§ Written task
Extract every line of the items below word for word, omitting the pictures.

§ Records provided
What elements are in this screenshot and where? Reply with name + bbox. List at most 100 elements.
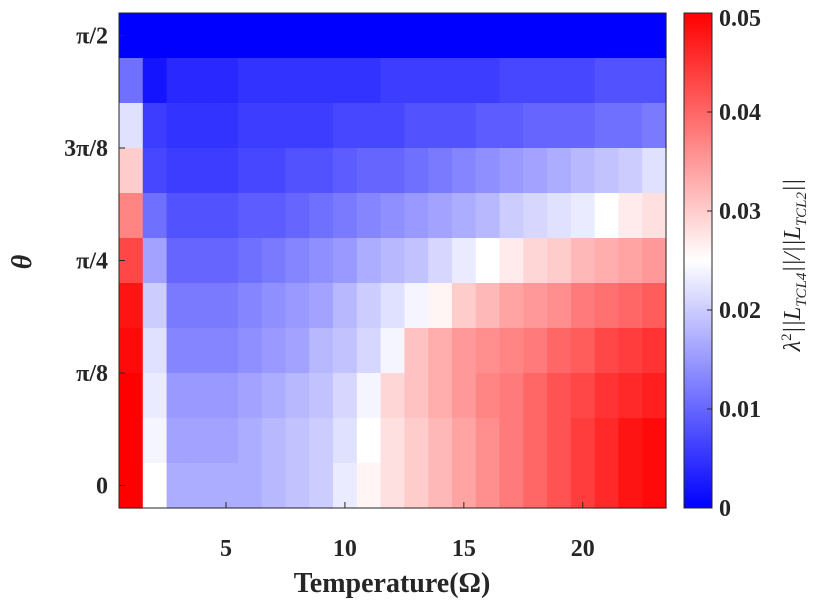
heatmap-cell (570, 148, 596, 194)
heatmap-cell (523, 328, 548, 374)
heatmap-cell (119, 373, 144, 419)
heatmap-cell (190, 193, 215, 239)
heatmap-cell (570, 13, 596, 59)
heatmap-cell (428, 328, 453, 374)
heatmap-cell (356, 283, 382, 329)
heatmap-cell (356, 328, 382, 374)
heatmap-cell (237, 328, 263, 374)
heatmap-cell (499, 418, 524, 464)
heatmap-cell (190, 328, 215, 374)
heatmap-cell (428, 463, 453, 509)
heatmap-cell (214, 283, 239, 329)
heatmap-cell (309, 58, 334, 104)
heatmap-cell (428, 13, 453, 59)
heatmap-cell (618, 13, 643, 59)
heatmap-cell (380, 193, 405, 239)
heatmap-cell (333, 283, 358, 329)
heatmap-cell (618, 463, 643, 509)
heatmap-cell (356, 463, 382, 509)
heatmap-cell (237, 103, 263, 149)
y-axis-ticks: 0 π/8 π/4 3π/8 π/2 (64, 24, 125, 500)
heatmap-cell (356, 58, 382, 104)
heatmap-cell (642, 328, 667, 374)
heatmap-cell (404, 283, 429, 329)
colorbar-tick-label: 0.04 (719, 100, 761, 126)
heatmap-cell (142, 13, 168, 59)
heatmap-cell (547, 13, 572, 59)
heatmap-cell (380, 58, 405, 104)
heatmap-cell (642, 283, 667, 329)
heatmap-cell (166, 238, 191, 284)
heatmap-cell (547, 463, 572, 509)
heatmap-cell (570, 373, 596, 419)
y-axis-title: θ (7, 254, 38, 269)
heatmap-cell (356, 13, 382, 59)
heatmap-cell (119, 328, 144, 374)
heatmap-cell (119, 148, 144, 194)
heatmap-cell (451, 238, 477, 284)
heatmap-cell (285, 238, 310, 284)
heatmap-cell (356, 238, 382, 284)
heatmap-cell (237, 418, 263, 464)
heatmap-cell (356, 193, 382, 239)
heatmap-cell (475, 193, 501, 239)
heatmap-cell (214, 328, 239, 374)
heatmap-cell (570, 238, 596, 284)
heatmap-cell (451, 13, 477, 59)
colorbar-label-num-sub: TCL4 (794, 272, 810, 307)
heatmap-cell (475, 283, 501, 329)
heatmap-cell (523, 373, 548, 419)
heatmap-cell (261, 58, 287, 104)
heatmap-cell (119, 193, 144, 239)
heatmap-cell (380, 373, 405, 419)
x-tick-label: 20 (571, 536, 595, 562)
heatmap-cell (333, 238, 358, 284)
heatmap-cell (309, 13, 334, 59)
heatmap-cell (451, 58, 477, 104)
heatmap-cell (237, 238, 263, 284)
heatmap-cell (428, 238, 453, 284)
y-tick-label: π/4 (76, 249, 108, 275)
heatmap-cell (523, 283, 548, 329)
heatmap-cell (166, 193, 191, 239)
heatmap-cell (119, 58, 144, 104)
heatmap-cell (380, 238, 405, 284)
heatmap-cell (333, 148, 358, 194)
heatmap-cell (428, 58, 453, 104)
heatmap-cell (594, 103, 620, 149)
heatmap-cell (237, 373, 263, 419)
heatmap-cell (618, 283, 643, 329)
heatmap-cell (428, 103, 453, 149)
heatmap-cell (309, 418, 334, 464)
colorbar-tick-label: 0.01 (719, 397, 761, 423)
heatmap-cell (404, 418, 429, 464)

§ Response
What elements are in this screenshot and where? Reply with name + bbox. List at most 100 elements.
heatmap-cell (570, 148, 596, 194)
heatmap-cell (523, 328, 548, 374)
heatmap-cell (119, 373, 144, 419)
heatmap-cell (190, 193, 215, 239)
heatmap-cell (570, 13, 596, 59)
heatmap-cell (428, 328, 453, 374)
heatmap-cell (356, 283, 382, 329)
heatmap-cell (356, 328, 382, 374)
heatmap-cell (237, 328, 263, 374)
heatmap-cell (499, 418, 524, 464)
heatmap-cell (190, 328, 215, 374)
heatmap-cell (428, 463, 453, 509)
heatmap-cell (214, 283, 239, 329)
heatmap-cell (309, 58, 334, 104)
heatmap-cell (428, 13, 453, 59)
heatmap-cell (618, 13, 643, 59)
heatmap-cell (380, 193, 405, 239)
heatmap-cell (333, 283, 358, 329)
heatmap-cell (618, 463, 643, 509)
heatmap-cell (356, 463, 382, 509)
heatmap-cell (237, 103, 263, 149)
y-axis-ticks: 0 π/8 π/4 3π/8 π/2 (64, 24, 125, 500)
heatmap-cell (356, 58, 382, 104)
heatmap-cell (642, 328, 667, 374)
heatmap-cell (404, 283, 429, 329)
colorbar-tick-label: 0.04 (719, 100, 761, 126)
heatmap-cell (142, 13, 168, 59)
heatmap-cell (547, 13, 572, 59)
heatmap-cell (380, 58, 405, 104)
heatmap-cell (642, 283, 667, 329)
heatmap-cell (166, 238, 191, 284)
heatmap-cell (547, 463, 572, 509)
heatmap-cell (570, 373, 596, 419)
y-axis-title: θ (7, 254, 38, 269)
heatmap-cell (356, 13, 382, 59)
heatmap-cell (119, 328, 144, 374)
heatmap-cell (119, 148, 144, 194)
heatmap-cell (451, 238, 477, 284)
heatmap-cell (285, 238, 310, 284)
heatmap-cell (356, 238, 382, 284)
heatmap-cell (237, 418, 263, 464)
heatmap-cell (356, 193, 382, 239)
heatmap-cell (475, 193, 501, 239)
heatmap-cell (214, 328, 239, 374)
heatmap-cell (570, 238, 596, 284)
heatmap-cell (451, 13, 477, 59)
colorbar-label-num-sub: TCL4 (794, 272, 810, 307)
heatmap-cell (475, 283, 501, 329)
heatmap-cell (523, 373, 548, 419)
heatmap-cell (261, 58, 287, 104)
heatmap-cell (119, 193, 144, 239)
heatmap-cell (380, 373, 405, 419)
x-tick-label: 20 (571, 536, 595, 562)
heatmap-cell (333, 238, 358, 284)
heatmap-cell (309, 13, 334, 59)
heatmap-cell (451, 58, 477, 104)
heatmap-cell (237, 238, 263, 284)
heatmap-cell (428, 238, 453, 284)
y-tick-label: π/4 (76, 249, 108, 275)
heatmap-cell (523, 283, 548, 329)
heatmap-cell (166, 193, 191, 239)
heatmap-cell (119, 58, 144, 104)
heatmap-cell (380, 238, 405, 284)
heatmap-cell (333, 148, 358, 194)
heatmap-cell (428, 58, 453, 104)
heatmap-cell (594, 103, 620, 149)
heatmap-cell (237, 373, 263, 419)
heatmap-cell (618, 283, 643, 329)
heatmap-cell (428, 103, 453, 149)
heatmap-cell (309, 418, 334, 464)
colorbar-tick-label: 0.01 (719, 397, 761, 423)
heatmap-cell (404, 418, 429, 464)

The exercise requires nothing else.